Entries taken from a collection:

────────

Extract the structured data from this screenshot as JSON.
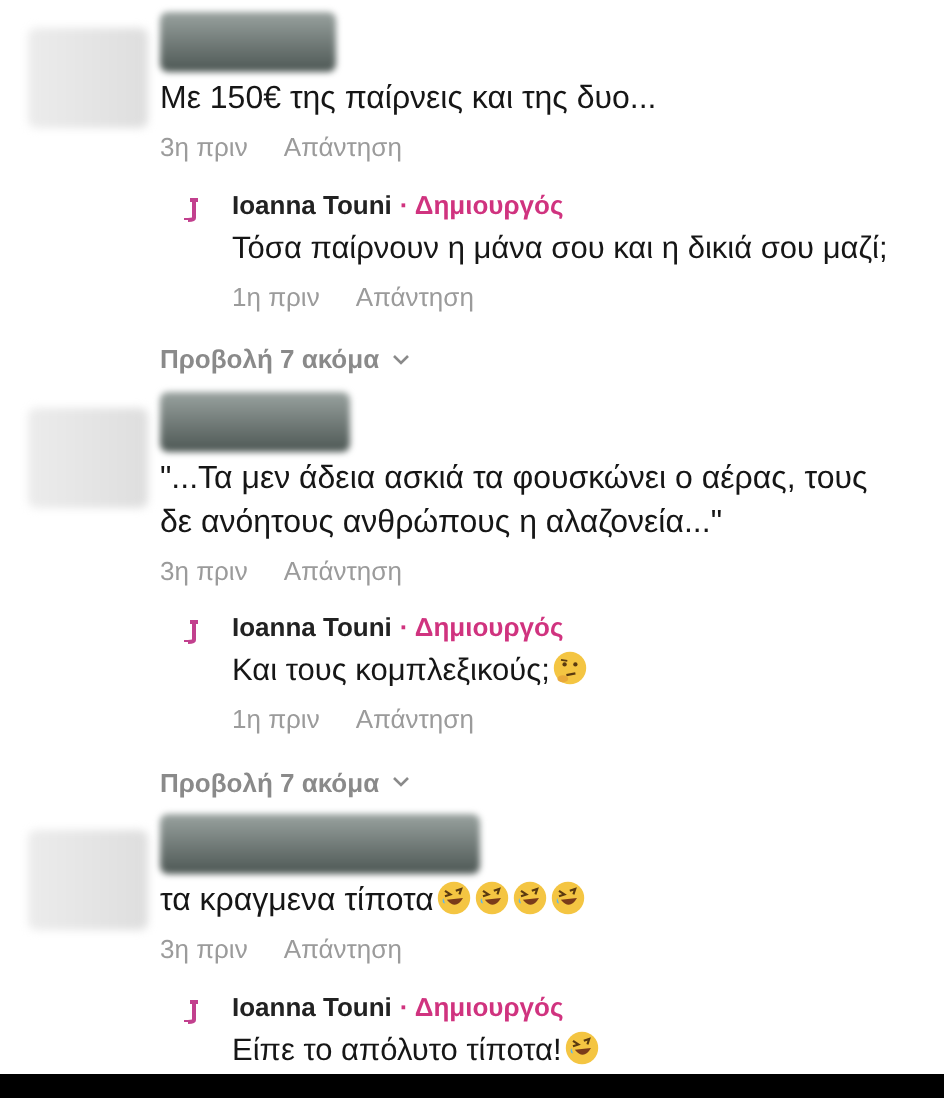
{
  "threads": [
    {
      "comment": {
        "text": "Με 150€ της παίρνεις και της δυο...",
        "time": "3η πριν",
        "reply_label": "Απάντηση"
      },
      "reply": {
        "author": "Ioanna Touni",
        "badge": "· Δημιουργός",
        "text": "Τόσα παίρνουν η μάνα σου και η δικιά σου μαζί;",
        "time": "1η πριν",
        "reply_label": "Απάντηση"
      },
      "more": "Προβολή 7 ακόμα"
    },
    {
      "comment": {
        "text": "\"...Τα μεν άδεια ασκιά τα φουσκώνει ο αέρας, τους δε ανόητους ανθρώπους η αλαζονεία...\"",
        "time": "3η πριν",
        "reply_label": "Απάντηση"
      },
      "reply": {
        "author": "Ioanna Touni",
        "badge": "· Δημιουργός",
        "text": "Και τους κομπλεξικούς;",
        "emojis": [
          {
            "kind": "thinking"
          }
        ],
        "time": "1η πριν",
        "reply_label": "Απάντηση"
      },
      "more": "Προβολή 7 ακόμα"
    },
    {
      "comment": {
        "text": "τα κραγμενα τίποτα",
        "emojis": [
          {
            "kind": "laughing"
          },
          {
            "kind": "laughing"
          },
          {
            "kind": "laughing"
          },
          {
            "kind": "laughing"
          }
        ],
        "time": "3η πριν",
        "reply_label": "Απάντηση"
      },
      "reply": {
        "author": "Ioanna Touni",
        "badge": "· Δημιουργός",
        "text": "Είπε το απόλυτο τίποτα!",
        "emojis": [
          {
            "kind": "laughing"
          }
        ]
      }
    }
  ]
}
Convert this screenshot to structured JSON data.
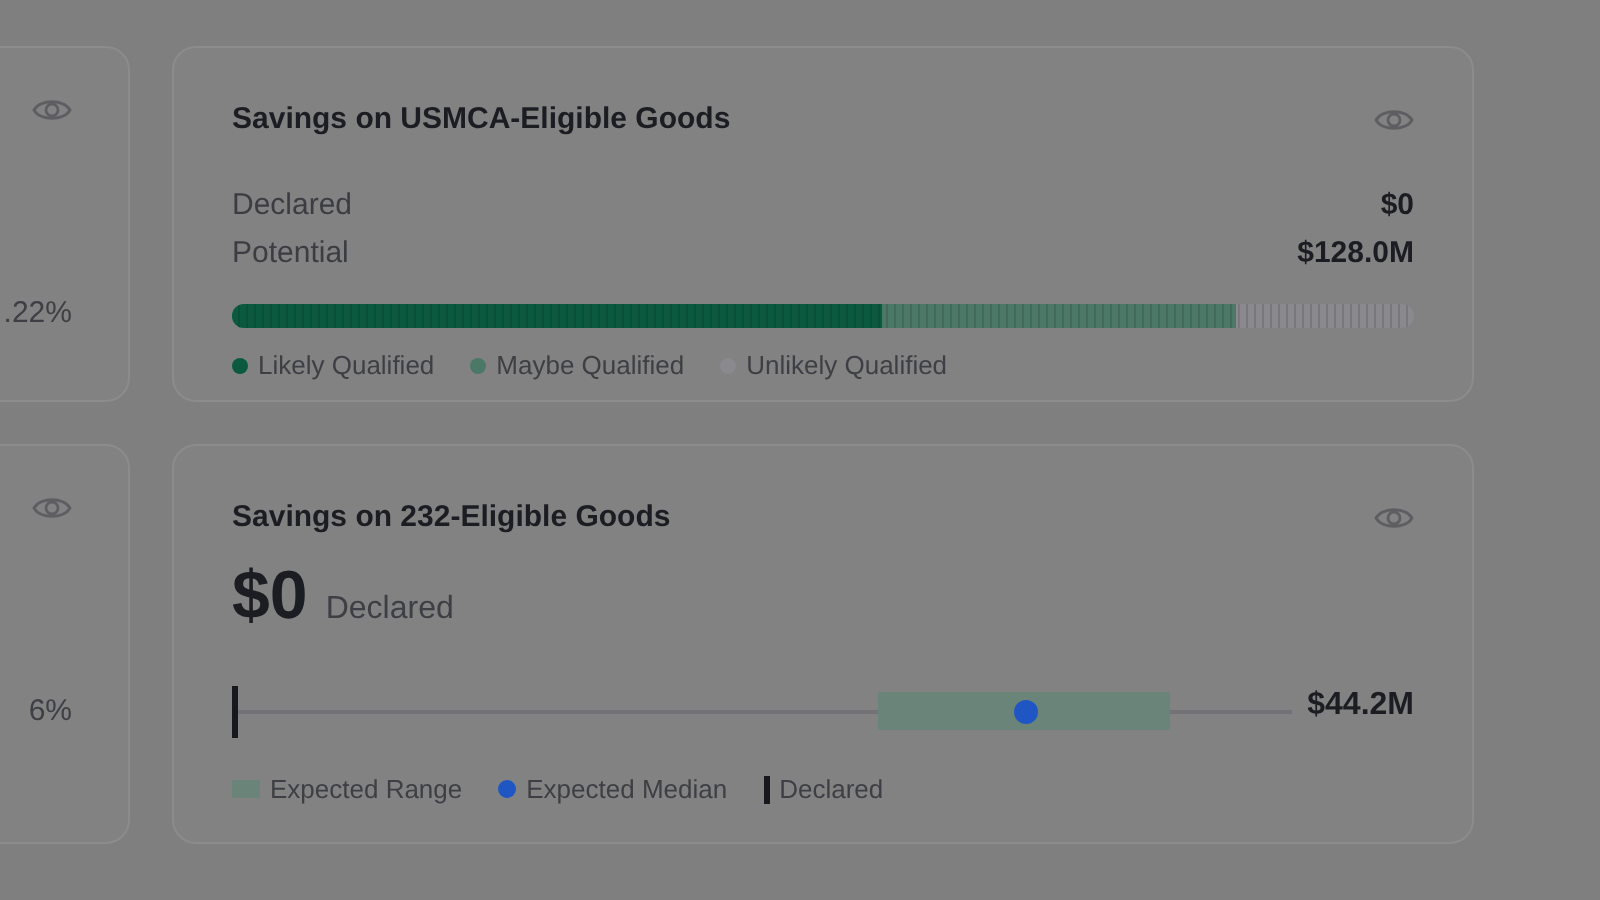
{
  "left_cards": [
    {
      "value": ".22%"
    },
    {
      "value": "6%"
    }
  ],
  "usmca_card": {
    "title": "Savings on USMCA-Eligible Goods",
    "rows": [
      {
        "label": "Declared",
        "value": "$0"
      },
      {
        "label": "Potential",
        "value": "$128.0M"
      }
    ],
    "segments": [
      {
        "label": "Likely Qualified",
        "color": "#0b5a40",
        "level": 0.55
      },
      {
        "label": "Maybe Qualified",
        "color": "#4c7868",
        "level": 0.85
      },
      {
        "label": "Unlikely Qualified",
        "color": "#8a8a8e"
      }
    ]
  },
  "s232_card": {
    "title": "Savings on 232-Eligible Goods",
    "amount": "$0",
    "amount_label": "Declared",
    "max_value": "$44.2M",
    "median": {
      "level": 0.75
    },
    "declared": {
      "level": 0
    },
    "legend": [
      {
        "kind": "range",
        "label": "Expected Range"
      },
      {
        "kind": "median",
        "label": "Expected Median"
      },
      {
        "kind": "declared",
        "label": "Declared"
      }
    ]
  }
}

────────

Problem description >>
Your answer should be a single number: how many lines of the material contain the word "data".

Complete output >>
2